Data entries:
▼

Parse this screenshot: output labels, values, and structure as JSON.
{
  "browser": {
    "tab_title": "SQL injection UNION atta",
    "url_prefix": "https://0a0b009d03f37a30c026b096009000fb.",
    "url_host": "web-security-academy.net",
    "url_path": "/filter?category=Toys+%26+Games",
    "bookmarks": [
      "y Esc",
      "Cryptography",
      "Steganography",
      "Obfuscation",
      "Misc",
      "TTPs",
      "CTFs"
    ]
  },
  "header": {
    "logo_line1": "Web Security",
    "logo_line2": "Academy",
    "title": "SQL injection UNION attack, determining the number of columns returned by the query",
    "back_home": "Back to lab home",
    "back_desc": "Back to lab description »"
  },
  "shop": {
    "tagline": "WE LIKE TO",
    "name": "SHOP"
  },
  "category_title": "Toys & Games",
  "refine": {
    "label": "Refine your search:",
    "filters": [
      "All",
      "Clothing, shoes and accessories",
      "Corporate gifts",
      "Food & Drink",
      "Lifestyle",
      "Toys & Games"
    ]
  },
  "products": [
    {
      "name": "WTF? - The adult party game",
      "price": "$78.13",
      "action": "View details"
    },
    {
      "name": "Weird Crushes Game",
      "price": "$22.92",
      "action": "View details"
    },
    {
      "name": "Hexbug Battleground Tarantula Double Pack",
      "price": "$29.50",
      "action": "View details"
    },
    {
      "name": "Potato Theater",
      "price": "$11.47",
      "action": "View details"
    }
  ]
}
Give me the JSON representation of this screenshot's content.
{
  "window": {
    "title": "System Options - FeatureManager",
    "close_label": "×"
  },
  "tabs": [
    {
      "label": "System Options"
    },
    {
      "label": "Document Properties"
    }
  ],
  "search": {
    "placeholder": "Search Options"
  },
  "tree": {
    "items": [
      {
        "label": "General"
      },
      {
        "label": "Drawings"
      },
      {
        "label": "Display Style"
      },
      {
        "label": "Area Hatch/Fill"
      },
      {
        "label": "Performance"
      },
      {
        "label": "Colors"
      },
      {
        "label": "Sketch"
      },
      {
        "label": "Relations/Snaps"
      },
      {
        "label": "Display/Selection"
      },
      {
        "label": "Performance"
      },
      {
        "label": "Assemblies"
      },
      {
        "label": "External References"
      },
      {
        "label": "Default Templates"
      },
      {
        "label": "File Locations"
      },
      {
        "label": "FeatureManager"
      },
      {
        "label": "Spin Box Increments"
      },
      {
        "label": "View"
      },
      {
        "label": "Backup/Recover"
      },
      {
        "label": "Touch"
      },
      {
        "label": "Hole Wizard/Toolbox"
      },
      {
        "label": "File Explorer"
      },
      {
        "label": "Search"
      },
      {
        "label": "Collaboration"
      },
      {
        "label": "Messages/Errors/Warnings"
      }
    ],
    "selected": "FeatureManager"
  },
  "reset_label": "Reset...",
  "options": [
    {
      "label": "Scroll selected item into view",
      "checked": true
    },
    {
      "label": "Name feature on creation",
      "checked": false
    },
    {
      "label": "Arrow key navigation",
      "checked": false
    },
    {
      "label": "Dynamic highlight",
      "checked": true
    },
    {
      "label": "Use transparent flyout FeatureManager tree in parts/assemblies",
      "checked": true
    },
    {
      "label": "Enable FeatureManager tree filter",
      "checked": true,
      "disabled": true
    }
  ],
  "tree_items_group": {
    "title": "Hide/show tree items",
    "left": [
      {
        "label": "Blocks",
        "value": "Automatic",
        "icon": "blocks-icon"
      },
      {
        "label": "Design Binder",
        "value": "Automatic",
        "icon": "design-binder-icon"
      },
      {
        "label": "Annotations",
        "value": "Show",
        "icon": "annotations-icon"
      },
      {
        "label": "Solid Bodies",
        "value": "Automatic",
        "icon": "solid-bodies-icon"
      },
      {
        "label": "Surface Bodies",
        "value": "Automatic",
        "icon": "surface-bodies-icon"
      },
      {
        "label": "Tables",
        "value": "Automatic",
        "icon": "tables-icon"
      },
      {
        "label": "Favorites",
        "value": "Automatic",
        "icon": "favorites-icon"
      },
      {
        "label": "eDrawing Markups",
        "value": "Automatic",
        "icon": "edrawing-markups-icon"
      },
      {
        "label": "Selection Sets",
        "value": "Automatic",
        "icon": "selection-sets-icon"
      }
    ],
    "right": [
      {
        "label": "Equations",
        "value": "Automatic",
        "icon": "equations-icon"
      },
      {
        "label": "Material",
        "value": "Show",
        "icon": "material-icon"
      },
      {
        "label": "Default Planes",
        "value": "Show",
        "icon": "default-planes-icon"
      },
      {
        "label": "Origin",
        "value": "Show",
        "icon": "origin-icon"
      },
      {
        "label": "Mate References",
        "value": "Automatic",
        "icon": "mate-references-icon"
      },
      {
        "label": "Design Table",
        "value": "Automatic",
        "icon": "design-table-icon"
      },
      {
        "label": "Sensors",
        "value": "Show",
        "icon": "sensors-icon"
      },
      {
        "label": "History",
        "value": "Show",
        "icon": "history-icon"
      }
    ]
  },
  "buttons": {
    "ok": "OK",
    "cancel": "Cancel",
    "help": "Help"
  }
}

▲

→ GIVEN INSTRUCTION
Return a copy of every line that includes the word "UNION".

→ ANSWER FOR THIS EXERCISE
    "tab_title": "SQL injection UNION atta",
    "title": "SQL injection UNION attack, determining the number of columns returned by the query",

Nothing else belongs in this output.